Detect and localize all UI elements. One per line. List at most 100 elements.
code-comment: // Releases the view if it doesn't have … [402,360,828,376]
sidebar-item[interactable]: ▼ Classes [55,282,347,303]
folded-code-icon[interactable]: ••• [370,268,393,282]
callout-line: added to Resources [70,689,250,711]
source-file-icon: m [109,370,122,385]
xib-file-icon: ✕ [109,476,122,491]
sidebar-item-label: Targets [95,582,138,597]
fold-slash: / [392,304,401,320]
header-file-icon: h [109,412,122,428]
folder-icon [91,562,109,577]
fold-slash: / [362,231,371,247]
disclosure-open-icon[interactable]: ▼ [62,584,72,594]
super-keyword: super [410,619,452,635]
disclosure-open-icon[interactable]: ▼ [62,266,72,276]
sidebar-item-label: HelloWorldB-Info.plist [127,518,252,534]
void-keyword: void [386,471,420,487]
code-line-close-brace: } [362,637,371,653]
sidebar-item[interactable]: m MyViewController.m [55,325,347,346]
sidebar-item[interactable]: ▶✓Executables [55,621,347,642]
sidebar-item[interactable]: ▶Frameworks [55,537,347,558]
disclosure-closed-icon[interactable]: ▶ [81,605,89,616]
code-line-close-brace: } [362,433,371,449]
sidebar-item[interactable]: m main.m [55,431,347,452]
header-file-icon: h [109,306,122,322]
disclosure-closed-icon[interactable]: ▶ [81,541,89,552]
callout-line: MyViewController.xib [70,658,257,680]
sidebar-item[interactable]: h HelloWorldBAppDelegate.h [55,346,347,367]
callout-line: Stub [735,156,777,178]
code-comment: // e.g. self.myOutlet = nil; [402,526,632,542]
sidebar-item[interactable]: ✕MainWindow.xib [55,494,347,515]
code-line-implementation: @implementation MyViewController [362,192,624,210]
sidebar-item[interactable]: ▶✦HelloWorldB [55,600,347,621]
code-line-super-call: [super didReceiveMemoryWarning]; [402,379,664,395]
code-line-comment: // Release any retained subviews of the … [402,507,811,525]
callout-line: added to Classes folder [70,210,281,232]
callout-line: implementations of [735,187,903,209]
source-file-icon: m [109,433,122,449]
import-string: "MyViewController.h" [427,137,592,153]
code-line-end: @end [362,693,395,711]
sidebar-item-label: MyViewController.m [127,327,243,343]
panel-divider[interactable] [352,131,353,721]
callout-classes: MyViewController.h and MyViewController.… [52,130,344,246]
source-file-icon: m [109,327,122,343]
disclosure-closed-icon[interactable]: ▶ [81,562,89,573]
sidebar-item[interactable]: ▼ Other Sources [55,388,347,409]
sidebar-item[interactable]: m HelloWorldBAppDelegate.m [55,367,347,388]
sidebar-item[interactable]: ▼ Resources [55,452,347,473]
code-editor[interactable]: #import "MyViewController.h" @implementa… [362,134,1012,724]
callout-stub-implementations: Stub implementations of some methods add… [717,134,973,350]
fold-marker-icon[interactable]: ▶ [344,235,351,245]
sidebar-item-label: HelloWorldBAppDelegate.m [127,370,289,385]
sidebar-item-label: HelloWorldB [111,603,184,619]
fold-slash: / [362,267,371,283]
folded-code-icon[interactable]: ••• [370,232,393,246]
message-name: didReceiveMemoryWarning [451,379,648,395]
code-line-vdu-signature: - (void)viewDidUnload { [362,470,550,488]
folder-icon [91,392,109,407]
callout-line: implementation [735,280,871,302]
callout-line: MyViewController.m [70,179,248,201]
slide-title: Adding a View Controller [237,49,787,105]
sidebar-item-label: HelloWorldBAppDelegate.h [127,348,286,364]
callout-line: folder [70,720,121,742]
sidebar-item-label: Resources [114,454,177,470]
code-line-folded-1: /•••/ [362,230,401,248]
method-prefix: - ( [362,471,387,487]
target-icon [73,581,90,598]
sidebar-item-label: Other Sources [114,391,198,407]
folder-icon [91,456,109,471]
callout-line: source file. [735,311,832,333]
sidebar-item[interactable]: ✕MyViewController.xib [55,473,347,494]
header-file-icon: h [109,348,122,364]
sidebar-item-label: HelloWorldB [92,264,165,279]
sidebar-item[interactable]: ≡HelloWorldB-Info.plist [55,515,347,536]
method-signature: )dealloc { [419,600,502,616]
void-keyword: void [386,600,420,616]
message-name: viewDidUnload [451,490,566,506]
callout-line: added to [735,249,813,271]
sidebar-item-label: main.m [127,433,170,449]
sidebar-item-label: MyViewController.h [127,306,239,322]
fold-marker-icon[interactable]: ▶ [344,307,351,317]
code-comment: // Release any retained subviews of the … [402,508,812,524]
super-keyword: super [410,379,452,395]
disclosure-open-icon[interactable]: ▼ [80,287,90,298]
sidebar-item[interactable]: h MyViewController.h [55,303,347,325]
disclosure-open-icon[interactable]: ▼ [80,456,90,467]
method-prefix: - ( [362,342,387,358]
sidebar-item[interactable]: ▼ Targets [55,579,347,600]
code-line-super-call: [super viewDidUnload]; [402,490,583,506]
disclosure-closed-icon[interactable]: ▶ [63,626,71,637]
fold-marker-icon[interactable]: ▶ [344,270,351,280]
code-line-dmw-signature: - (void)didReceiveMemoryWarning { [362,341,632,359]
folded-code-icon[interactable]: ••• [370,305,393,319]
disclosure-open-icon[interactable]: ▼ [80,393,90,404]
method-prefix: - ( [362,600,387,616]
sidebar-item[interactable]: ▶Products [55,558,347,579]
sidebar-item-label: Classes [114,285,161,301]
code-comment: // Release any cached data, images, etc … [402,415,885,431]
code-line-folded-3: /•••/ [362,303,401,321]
=-=-=-=-=
● **ZIEL**
Kannst du die Zeilen vom Anfang der Auflistung bis einschließlich der Zeile mit "xib-file-icon: ✕ [109,476,122,491]" wortgetreu wiedergeben?

● **LÖSUNG**
Detect and localize all UI elements. One per line. List at most 100 elements.
code-comment: // Releases the view if it doesn't have … [402,360,828,376]
sidebar-item[interactable]: ▼ Classes [55,282,347,303]
folded-code-icon[interactable]: ••• [370,268,393,282]
callout-line: added to Resources [70,689,250,711]
source-file-icon: m [109,370,122,385]
xib-file-icon: ✕ [109,476,122,491]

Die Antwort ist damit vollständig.